====== AVAILABLE DATA

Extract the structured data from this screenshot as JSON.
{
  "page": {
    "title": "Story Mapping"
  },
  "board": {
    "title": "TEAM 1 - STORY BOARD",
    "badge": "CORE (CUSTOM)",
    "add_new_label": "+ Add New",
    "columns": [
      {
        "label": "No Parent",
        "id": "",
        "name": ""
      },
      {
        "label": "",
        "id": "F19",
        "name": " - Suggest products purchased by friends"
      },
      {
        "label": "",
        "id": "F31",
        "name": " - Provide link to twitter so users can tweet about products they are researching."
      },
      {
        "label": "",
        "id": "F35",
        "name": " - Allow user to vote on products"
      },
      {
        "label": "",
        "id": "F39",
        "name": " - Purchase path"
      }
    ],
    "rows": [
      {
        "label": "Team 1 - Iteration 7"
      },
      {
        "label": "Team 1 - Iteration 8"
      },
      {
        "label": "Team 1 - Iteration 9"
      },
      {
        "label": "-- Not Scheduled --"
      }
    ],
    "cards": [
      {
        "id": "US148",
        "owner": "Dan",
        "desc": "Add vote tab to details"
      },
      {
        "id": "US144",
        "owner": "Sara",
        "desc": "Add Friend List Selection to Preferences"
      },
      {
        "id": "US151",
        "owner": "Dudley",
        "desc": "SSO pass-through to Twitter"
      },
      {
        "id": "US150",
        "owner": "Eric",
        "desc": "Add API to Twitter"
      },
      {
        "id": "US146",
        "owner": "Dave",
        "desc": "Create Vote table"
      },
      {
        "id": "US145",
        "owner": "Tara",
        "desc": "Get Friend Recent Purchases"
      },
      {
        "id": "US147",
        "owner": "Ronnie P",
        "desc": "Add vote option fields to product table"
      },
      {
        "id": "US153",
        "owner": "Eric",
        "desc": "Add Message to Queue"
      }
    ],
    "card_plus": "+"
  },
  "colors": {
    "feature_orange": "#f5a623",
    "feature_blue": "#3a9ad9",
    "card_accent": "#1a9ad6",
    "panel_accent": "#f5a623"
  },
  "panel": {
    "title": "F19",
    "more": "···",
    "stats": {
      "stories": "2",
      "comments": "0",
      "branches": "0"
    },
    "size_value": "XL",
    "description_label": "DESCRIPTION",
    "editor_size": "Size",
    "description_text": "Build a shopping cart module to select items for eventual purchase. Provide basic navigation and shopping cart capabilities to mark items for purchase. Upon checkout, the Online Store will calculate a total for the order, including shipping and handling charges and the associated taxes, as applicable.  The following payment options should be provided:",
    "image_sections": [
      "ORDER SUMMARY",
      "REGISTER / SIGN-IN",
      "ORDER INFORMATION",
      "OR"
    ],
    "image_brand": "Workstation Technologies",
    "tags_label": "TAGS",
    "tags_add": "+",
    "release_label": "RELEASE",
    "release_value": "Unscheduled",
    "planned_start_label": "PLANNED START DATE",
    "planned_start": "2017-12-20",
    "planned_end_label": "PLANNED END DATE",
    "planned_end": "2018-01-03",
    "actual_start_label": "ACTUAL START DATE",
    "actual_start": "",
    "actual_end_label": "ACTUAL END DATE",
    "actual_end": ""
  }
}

============

WHAT YOU WILL DO
Output all of the material, please, exactly as it stands.

OUTPUT FOR THIS EXERCISE
Extract the structured data from this screenshot as JSON.
{
  "page": {
    "title": "Story Mapping"
  },
  "board": {
    "title": "TEAM 1 - STORY BOARD",
    "badge": "CORE (CUSTOM)",
    "add_new_label": "+ Add New",
    "columns": [
      {
        "label": "No Parent",
        "id": "",
        "name": ""
      },
      {
        "label": "",
        "id": "F19",
        "name": " - Suggest products purchased by friends"
      },
      {
        "label": "",
        "id": "F31",
        "name": " - Provide link to twitter so users can tweet about products they are researching."
      },
      {
        "label": "",
        "id": "F35",
        "name": " - Allow user to vote on products"
      },
      {
        "label": "",
        "id": "F39",
        "name": " - Purchase path"
      }
    ],
    "rows": [
      {
        "label": "Team 1 - Iteration 7"
      },
      {
        "label": "Team 1 - Iteration 8"
      },
      {
        "label": "Team 1 - Iteration 9"
      },
      {
        "label": "-- Not Scheduled --"
      }
    ],
    "cards": [
      {
        "id": "US148",
        "owner": "Dan",
        "desc": "Add vote tab to details"
      },
      {
        "id": "US144",
        "owner": "Sara",
        "desc": "Add Friend List Selection to Preferences"
      },
      {
        "id": "US151",
        "owner": "Dudley",
        "desc": "SSO pass-through to Twitter"
      },
      {
        "id": "US150",
        "owner": "Eric",
        "desc": "Add API to Twitter"
      },
      {
        "id": "US146",
        "owner": "Dave",
        "desc": "Create Vote table"
      },
      {
        "id": "US145",
        "owner": "Tara",
        "desc": "Get Friend Recent Purchases"
      },
      {
        "id": "US147",
        "owner": "Ronnie P",
        "desc": "Add vote option fields to product table"
      },
      {
        "id": "US153",
        "owner": "Eric",
        "desc": "Add Message to Queue"
      }
    ],
    "card_plus": "+"
  },
  "colors": {
    "feature_orange": "#f5a623",
    "feature_blue": "#3a9ad9",
    "card_accent": "#1a9ad6",
    "panel_accent": "#f5a623"
  },
  "panel": {
    "title": "F19",
    "more": "···",
    "stats": {
      "stories": "2",
      "comments": "0",
      "branches": "0"
    },
    "size_value": "XL",
    "description_label": "DESCRIPTION",
    "editor_size": "Size",
    "description_text": "Build a shopping cart module to select items for eventual purchase. Provide basic navigation and shopping cart capabilities to mark items for purchase. Upon checkout, the Online Store will calculate a total for the order, including shipping and handling charges and the associated taxes, as applicable.  The following payment options should be provided:",
    "image_sections": [
      "ORDER SUMMARY",
      "REGISTER / SIGN-IN",
      "ORDER INFORMATION",
      "OR"
    ],
    "image_brand": "Workstation Technologies",
    "tags_label": "TAGS",
    "tags_add": "+",
    "release_label": "RELEASE",
    "release_value": "Unscheduled",
    "planned_start_label": "PLANNED START DATE",
    "planned_start": "2017-12-20",
    "planned_end_label": "PLANNED END DATE",
    "planned_end": "2018-01-03",
    "actual_start_label": "ACTUAL START DATE",
    "actual_start": "",
    "actual_end_label": "ACTUAL END DATE",
    "actual_end": ""
  }
}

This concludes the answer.